Using the entries that follow, collect the lines where the word "Levelay" appears.

** begin The records **

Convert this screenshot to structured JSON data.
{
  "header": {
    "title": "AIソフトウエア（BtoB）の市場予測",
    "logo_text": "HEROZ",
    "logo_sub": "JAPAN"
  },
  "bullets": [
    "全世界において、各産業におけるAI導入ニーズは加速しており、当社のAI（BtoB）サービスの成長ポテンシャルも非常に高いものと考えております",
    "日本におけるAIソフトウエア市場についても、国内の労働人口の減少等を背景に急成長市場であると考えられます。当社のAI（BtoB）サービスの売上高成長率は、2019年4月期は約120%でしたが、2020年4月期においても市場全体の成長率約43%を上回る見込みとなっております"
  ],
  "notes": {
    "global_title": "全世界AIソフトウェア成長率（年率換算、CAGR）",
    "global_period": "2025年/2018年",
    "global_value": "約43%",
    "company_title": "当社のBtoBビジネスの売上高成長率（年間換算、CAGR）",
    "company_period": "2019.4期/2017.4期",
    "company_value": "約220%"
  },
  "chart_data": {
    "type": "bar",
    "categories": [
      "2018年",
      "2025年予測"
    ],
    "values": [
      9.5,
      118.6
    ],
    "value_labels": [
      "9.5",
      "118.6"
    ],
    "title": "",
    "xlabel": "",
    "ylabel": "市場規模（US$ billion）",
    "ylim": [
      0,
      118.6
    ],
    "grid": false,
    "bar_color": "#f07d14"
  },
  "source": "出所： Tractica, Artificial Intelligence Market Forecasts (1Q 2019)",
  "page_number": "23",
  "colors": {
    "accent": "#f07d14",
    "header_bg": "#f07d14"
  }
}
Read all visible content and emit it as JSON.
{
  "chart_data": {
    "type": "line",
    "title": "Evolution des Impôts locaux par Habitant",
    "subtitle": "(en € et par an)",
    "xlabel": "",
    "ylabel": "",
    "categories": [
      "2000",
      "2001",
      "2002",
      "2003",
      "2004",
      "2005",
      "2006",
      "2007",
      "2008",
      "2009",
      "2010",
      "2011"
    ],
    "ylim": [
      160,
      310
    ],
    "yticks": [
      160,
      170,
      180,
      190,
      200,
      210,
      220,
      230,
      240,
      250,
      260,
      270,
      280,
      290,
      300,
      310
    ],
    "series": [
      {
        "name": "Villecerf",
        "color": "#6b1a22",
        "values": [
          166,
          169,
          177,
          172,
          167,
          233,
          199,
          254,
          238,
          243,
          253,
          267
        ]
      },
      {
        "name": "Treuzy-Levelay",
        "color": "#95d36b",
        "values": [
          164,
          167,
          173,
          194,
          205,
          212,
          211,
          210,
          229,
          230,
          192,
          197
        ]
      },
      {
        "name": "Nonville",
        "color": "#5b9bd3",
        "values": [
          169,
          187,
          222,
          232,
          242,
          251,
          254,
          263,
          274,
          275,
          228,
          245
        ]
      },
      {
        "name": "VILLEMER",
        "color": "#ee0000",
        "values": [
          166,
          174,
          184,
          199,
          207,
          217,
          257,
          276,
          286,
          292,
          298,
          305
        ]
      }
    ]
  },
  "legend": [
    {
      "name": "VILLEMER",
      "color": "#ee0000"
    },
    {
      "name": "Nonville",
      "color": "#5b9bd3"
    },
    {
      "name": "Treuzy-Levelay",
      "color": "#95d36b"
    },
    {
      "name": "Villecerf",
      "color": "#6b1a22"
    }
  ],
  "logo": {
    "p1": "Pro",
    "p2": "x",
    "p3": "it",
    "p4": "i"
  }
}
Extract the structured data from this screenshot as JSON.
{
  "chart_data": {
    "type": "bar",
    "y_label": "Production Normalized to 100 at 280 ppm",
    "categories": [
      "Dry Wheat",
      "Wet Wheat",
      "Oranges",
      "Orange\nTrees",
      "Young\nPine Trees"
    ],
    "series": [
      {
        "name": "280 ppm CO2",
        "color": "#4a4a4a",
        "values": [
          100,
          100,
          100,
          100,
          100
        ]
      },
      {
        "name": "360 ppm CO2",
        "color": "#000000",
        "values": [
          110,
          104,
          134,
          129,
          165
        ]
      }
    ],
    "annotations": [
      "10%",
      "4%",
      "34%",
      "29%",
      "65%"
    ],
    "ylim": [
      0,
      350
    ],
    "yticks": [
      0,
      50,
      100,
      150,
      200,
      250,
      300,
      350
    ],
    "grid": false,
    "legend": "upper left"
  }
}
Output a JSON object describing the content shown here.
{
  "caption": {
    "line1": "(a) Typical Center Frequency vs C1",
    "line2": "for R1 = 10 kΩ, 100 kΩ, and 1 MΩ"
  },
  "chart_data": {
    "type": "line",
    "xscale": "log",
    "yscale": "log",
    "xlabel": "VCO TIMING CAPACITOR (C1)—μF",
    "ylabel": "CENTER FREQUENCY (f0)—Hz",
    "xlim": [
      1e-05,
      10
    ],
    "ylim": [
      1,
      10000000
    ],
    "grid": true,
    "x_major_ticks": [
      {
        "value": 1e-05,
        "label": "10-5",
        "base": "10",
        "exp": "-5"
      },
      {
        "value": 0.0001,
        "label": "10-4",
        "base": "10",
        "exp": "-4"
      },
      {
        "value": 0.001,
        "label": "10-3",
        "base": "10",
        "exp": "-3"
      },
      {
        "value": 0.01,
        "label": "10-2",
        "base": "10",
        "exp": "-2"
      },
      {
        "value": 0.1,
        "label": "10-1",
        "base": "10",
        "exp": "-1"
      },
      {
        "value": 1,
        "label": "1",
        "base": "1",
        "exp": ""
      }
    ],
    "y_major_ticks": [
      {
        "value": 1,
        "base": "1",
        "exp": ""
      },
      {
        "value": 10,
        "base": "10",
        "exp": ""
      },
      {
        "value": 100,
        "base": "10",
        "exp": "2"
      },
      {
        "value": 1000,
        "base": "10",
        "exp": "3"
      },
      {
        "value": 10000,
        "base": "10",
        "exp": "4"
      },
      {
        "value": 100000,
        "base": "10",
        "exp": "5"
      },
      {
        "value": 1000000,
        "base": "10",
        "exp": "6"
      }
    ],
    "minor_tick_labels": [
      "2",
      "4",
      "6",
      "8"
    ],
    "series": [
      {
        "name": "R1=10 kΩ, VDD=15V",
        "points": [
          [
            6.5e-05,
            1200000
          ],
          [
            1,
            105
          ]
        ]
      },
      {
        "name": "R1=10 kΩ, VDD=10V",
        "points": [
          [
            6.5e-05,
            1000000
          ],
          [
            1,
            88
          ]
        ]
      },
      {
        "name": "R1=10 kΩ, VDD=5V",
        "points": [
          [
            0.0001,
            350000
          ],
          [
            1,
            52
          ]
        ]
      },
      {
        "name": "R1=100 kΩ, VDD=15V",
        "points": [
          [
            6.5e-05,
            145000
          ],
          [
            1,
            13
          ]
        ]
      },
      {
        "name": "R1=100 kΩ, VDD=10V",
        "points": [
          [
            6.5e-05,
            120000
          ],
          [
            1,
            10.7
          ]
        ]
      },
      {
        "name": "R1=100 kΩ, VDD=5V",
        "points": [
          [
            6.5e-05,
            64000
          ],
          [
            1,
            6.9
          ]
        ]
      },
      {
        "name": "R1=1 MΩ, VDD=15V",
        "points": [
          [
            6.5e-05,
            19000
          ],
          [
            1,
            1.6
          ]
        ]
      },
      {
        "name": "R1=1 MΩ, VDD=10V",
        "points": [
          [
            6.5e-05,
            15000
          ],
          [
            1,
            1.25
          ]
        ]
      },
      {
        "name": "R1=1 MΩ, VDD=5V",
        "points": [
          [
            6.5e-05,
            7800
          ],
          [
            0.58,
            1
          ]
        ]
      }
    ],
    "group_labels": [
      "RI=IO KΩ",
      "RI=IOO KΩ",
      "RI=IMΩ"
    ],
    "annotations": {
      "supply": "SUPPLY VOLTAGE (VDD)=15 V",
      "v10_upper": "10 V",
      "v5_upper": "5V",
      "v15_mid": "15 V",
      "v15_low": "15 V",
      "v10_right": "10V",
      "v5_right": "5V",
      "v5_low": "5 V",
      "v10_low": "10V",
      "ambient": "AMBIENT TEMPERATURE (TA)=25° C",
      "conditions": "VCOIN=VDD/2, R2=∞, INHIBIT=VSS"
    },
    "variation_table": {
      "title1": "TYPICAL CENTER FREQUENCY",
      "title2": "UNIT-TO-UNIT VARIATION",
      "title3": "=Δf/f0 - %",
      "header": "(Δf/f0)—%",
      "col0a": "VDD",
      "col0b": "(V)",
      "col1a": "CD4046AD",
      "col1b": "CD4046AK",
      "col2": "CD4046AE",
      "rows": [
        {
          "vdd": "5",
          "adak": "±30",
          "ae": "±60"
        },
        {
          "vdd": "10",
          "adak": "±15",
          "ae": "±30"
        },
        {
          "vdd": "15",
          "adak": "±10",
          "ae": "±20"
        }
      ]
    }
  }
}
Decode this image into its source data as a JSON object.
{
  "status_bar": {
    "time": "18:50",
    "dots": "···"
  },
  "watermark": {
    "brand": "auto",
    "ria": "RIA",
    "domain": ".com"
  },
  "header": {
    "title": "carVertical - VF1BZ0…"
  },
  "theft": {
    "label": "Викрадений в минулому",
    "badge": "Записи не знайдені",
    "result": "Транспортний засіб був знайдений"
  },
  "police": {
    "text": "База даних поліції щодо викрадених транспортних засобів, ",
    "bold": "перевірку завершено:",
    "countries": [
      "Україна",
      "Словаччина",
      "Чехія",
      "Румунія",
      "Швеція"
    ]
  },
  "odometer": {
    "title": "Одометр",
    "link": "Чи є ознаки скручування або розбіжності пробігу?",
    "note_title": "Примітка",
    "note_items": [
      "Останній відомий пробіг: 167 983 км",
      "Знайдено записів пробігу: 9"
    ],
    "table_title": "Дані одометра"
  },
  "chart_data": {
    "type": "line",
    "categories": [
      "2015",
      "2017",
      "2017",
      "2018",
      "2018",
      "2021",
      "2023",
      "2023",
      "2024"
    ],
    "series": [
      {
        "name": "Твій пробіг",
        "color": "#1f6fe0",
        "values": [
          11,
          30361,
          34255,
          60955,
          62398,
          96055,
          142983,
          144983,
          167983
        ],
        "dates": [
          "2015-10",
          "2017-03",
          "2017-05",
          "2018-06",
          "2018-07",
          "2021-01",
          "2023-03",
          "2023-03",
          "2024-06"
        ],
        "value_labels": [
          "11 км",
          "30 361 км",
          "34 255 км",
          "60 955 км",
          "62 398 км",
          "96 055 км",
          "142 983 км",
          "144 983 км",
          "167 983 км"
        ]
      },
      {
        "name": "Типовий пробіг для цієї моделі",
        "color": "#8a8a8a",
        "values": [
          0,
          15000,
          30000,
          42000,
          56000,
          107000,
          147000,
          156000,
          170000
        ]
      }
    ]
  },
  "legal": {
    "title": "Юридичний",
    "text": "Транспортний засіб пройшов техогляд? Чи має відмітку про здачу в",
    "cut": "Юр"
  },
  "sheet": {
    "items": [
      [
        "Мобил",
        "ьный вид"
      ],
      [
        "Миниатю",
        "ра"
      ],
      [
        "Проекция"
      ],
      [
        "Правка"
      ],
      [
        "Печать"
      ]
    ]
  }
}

** end The records **

Output for this task ->
        "name": "Treuzy-Levelay",
      "name": "Treuzy-Levelay",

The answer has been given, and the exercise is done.